TASK MATERIAL -
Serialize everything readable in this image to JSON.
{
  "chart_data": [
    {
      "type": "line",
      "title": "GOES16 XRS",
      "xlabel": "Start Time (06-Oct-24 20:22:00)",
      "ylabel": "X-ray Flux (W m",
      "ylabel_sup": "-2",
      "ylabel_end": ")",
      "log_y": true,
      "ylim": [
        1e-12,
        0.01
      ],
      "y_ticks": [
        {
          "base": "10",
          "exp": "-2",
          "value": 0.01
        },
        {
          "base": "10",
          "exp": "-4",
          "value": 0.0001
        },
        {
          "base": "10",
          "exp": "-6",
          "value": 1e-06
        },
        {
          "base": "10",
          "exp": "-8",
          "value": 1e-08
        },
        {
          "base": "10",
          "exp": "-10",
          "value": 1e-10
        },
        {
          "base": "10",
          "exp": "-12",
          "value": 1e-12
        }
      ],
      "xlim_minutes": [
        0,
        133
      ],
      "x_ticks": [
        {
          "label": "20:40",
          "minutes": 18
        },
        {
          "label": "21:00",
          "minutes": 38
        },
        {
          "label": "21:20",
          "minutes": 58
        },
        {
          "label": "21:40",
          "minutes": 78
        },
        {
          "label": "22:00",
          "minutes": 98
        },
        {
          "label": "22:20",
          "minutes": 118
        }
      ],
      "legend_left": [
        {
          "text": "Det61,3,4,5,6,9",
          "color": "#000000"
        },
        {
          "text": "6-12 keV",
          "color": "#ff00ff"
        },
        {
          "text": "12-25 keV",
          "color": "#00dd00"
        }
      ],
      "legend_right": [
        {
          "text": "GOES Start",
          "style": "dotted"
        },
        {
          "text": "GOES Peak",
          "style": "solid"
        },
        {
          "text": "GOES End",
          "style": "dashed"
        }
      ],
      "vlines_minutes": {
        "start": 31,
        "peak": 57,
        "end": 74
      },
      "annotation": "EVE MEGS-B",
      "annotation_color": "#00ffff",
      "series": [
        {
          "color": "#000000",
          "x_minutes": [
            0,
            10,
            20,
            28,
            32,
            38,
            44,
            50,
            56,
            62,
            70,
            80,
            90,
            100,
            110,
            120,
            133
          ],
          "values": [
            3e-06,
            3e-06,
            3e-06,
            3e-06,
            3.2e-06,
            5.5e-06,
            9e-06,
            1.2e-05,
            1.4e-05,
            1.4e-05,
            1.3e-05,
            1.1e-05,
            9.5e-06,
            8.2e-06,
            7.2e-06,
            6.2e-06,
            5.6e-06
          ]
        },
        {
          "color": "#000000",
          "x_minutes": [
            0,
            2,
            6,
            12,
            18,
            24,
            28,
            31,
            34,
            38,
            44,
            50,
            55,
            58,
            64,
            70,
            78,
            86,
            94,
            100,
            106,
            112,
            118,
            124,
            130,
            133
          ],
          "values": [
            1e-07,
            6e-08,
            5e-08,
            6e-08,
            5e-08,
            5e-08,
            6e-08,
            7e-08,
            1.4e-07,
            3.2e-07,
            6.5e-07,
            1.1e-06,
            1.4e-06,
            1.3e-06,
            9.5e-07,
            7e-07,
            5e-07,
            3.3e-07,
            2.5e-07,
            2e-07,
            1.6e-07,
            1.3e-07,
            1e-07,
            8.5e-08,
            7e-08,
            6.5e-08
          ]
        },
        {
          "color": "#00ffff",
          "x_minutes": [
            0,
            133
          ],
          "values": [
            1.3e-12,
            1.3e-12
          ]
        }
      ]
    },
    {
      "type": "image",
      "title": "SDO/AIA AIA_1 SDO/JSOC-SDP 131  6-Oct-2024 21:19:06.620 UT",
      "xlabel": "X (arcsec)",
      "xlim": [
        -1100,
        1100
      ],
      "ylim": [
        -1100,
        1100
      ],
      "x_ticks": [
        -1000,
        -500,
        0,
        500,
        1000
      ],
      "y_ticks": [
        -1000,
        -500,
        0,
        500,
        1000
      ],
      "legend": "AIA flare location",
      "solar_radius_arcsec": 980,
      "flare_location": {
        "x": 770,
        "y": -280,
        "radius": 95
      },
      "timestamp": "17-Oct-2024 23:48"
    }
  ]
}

PROMPT - Hand back the material above in full, exactly as written.

FULL ANSWER -
Serialize everything readable in this image to JSON.
{
  "chart_data": [
    {
      "type": "line",
      "title": "GOES16 XRS",
      "xlabel": "Start Time (06-Oct-24 20:22:00)",
      "ylabel": "X-ray Flux (W m",
      "ylabel_sup": "-2",
      "ylabel_end": ")",
      "log_y": true,
      "ylim": [
        1e-12,
        0.01
      ],
      "y_ticks": [
        {
          "base": "10",
          "exp": "-2",
          "value": 0.01
        },
        {
          "base": "10",
          "exp": "-4",
          "value": 0.0001
        },
        {
          "base": "10",
          "exp": "-6",
          "value": 1e-06
        },
        {
          "base": "10",
          "exp": "-8",
          "value": 1e-08
        },
        {
          "base": "10",
          "exp": "-10",
          "value": 1e-10
        },
        {
          "base": "10",
          "exp": "-12",
          "value": 1e-12
        }
      ],
      "xlim_minutes": [
        0,
        133
      ],
      "x_ticks": [
        {
          "label": "20:40",
          "minutes": 18
        },
        {
          "label": "21:00",
          "minutes": 38
        },
        {
          "label": "21:20",
          "minutes": 58
        },
        {
          "label": "21:40",
          "minutes": 78
        },
        {
          "label": "22:00",
          "minutes": 98
        },
        {
          "label": "22:20",
          "minutes": 118
        }
      ],
      "legend_left": [
        {
          "text": "Det61,3,4,5,6,9",
          "color": "#000000"
        },
        {
          "text": "6-12 keV",
          "color": "#ff00ff"
        },
        {
          "text": "12-25 keV",
          "color": "#00dd00"
        }
      ],
      "legend_right": [
        {
          "text": "GOES Start",
          "style": "dotted"
        },
        {
          "text": "GOES Peak",
          "style": "solid"
        },
        {
          "text": "GOES End",
          "style": "dashed"
        }
      ],
      "vlines_minutes": {
        "start": 31,
        "peak": 57,
        "end": 74
      },
      "annotation": "EVE MEGS-B",
      "annotation_color": "#00ffff",
      "series": [
        {
          "color": "#000000",
          "x_minutes": [
            0,
            10,
            20,
            28,
            32,
            38,
            44,
            50,
            56,
            62,
            70,
            80,
            90,
            100,
            110,
            120,
            133
          ],
          "values": [
            3e-06,
            3e-06,
            3e-06,
            3e-06,
            3.2e-06,
            5.5e-06,
            9e-06,
            1.2e-05,
            1.4e-05,
            1.4e-05,
            1.3e-05,
            1.1e-05,
            9.5e-06,
            8.2e-06,
            7.2e-06,
            6.2e-06,
            5.6e-06
          ]
        },
        {
          "color": "#000000",
          "x_minutes": [
            0,
            2,
            6,
            12,
            18,
            24,
            28,
            31,
            34,
            38,
            44,
            50,
            55,
            58,
            64,
            70,
            78,
            86,
            94,
            100,
            106,
            112,
            118,
            124,
            130,
            133
          ],
          "values": [
            1e-07,
            6e-08,
            5e-08,
            6e-08,
            5e-08,
            5e-08,
            6e-08,
            7e-08,
            1.4e-07,
            3.2e-07,
            6.5e-07,
            1.1e-06,
            1.4e-06,
            1.3e-06,
            9.5e-07,
            7e-07,
            5e-07,
            3.3e-07,
            2.5e-07,
            2e-07,
            1.6e-07,
            1.3e-07,
            1e-07,
            8.5e-08,
            7e-08,
            6.5e-08
          ]
        },
        {
          "color": "#00ffff",
          "x_minutes": [
            0,
            133
          ],
          "values": [
            1.3e-12,
            1.3e-12
          ]
        }
      ]
    },
    {
      "type": "image",
      "title": "SDO/AIA AIA_1 SDO/JSOC-SDP 131  6-Oct-2024 21:19:06.620 UT",
      "xlabel": "X (arcsec)",
      "xlim": [
        -1100,
        1100
      ],
      "ylim": [
        -1100,
        1100
      ],
      "x_ticks": [
        -1000,
        -500,
        0,
        500,
        1000
      ],
      "y_ticks": [
        -1000,
        -500,
        0,
        500,
        1000
      ],
      "legend": "AIA flare location",
      "solar_radius_arcsec": 980,
      "flare_location": {
        "x": 770,
        "y": -280,
        "radius": 95
      },
      "timestamp": "17-Oct-2024 23:48"
    }
  ]
}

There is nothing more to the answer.